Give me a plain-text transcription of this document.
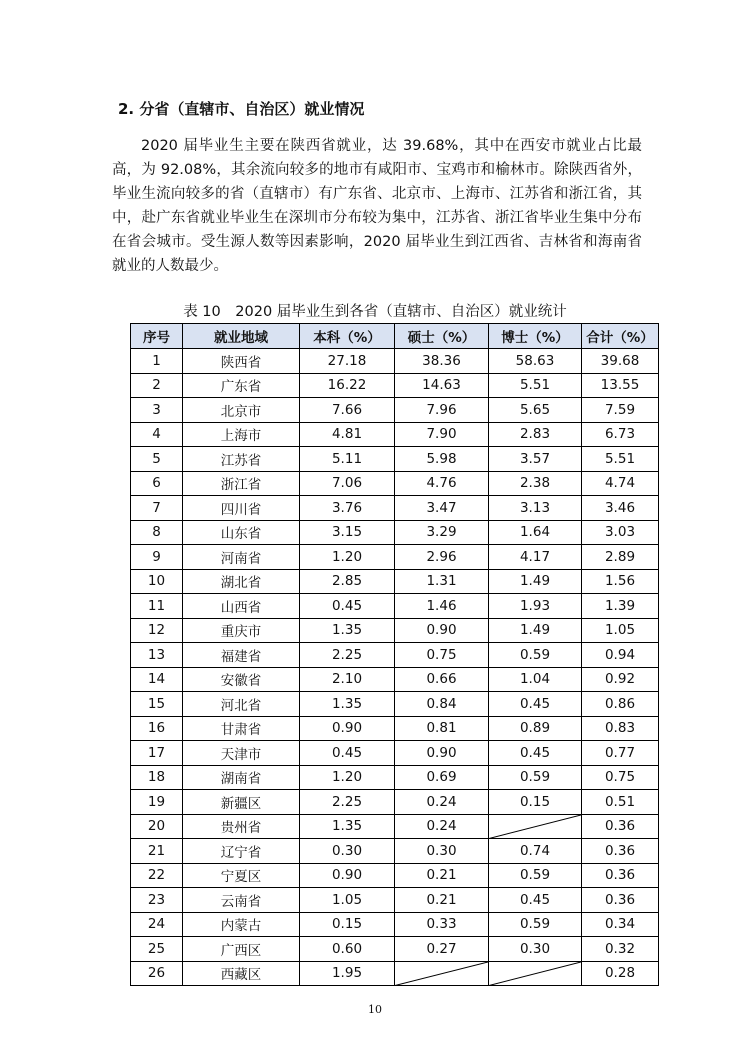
2. 分省（直辖市、自治区）就业情况

2020 届毕业生主要在陕西省就业，达 39.68%，其中在西安市就业占比最高，为 92.08%，其余流向较多的地市有咸阳市、宝鸡市和榆林市。除陕西省外，毕业生流向较多的省（直辖市）有广东省、北京市、上海市、江苏省和浙江省，其中，赴广东省就业毕业生在深圳市分布较为集中，江苏省、浙江省毕业生集中分布在省会城市。受生源人数等因素影响，2020 届毕业生到江西省、吉林省和海南省就业的人数最少。

表 10　2020 届毕业生到各省（直辖市、自治区）就业统计
序号	就业地域	本科（%）	硕士（%）	博士（%）	合计（%）
1	陕西省	27.18	38.36	58.63	39.68
2	广东省	16.22	14.63	5.51	13.55
3	北京市	7.66	7.96	5.65	7.59
4	上海市	4.81	7.90	2.83	6.73
5	江苏省	5.11	5.98	3.57	5.51
6	浙江省	7.06	4.76	2.38	4.74
7	四川省	3.76	3.47	3.13	3.46
8	山东省	3.15	3.29	1.64	3.03
9	河南省	1.20	2.96	4.17	2.89
10	湖北省	2.85	1.31	1.49	1.56
11	山西省	0.45	1.46	1.93	1.39
12	重庆市	1.35	0.90	1.49	1.05
13	福建省	2.25	0.75	0.59	0.94
14	安徽省	2.10	0.66	1.04	0.92
15	河北省	1.35	0.84	0.45	0.86
16	甘肃省	0.90	0.81	0.89	0.83
17	天津市	0.45	0.90	0.45	0.77
18	湖南省	1.20	0.69	0.59	0.75
19	新疆区	2.25	0.24	0.15	0.51
20	贵州省	1.35	0.24		0.36
21	辽宁省	0.30	0.30	0.74	0.36
22	宁夏区	0.90	0.21	0.59	0.36
23	云南省	1.05	0.21	0.45	0.36
24	内蒙古	0.15	0.33	0.59	0.34
25	广西区	0.60	0.27	0.30	0.32
26	西藏区	1.95			0.28
10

Exercise objective
Print each line of the material above exactly, with the pictures removed from your copy.

Written reply
Give me a plain-text transcription of this document.
2. 分省（直辖市、自治区）就业情况

2020 届毕业生主要在陕西省就业，达 39.68%，其中在西安市就业占比最高，为 92.08%，其余流向较多的地市有咸阳市、宝鸡市和榆林市。除陕西省外，毕业生流向较多的省（直辖市）有广东省、北京市、上海市、江苏省和浙江省，其中，赴广东省就业毕业生在深圳市分布较为集中，江苏省、浙江省毕业生集中分布在省会城市。受生源人数等因素影响，2020 届毕业生到江西省、吉林省和海南省就业的人数最少。

表 10　2020 届毕业生到各省（直辖市、自治区）就业统计
序号	就业地域	本科（%）	硕士（%）	博士（%）	合计（%）
1	陕西省	27.18	38.36	58.63	39.68
2	广东省	16.22	14.63	5.51	13.55
3	北京市	7.66	7.96	5.65	7.59
4	上海市	4.81	7.90	2.83	6.73
5	江苏省	5.11	5.98	3.57	5.51
6	浙江省	7.06	4.76	2.38	4.74
7	四川省	3.76	3.47	3.13	3.46
8	山东省	3.15	3.29	1.64	3.03
9	河南省	1.20	2.96	4.17	2.89
10	湖北省	2.85	1.31	1.49	1.56
11	山西省	0.45	1.46	1.93	1.39
12	重庆市	1.35	0.90	1.49	1.05
13	福建省	2.25	0.75	0.59	0.94
14	安徽省	2.10	0.66	1.04	0.92
15	河北省	1.35	0.84	0.45	0.86
16	甘肃省	0.90	0.81	0.89	0.83
17	天津市	0.45	0.90	0.45	0.77
18	湖南省	1.20	0.69	0.59	0.75
19	新疆区	2.25	0.24	0.15	0.51
20	贵州省	1.35	0.24		0.36
21	辽宁省	0.30	0.30	0.74	0.36
22	宁夏区	0.90	0.21	0.59	0.36
23	云南省	1.05	0.21	0.45	0.36
24	内蒙古	0.15	0.33	0.59	0.34
25	广西区	0.60	0.27	0.30	0.32
26	西藏区	1.95			0.28
10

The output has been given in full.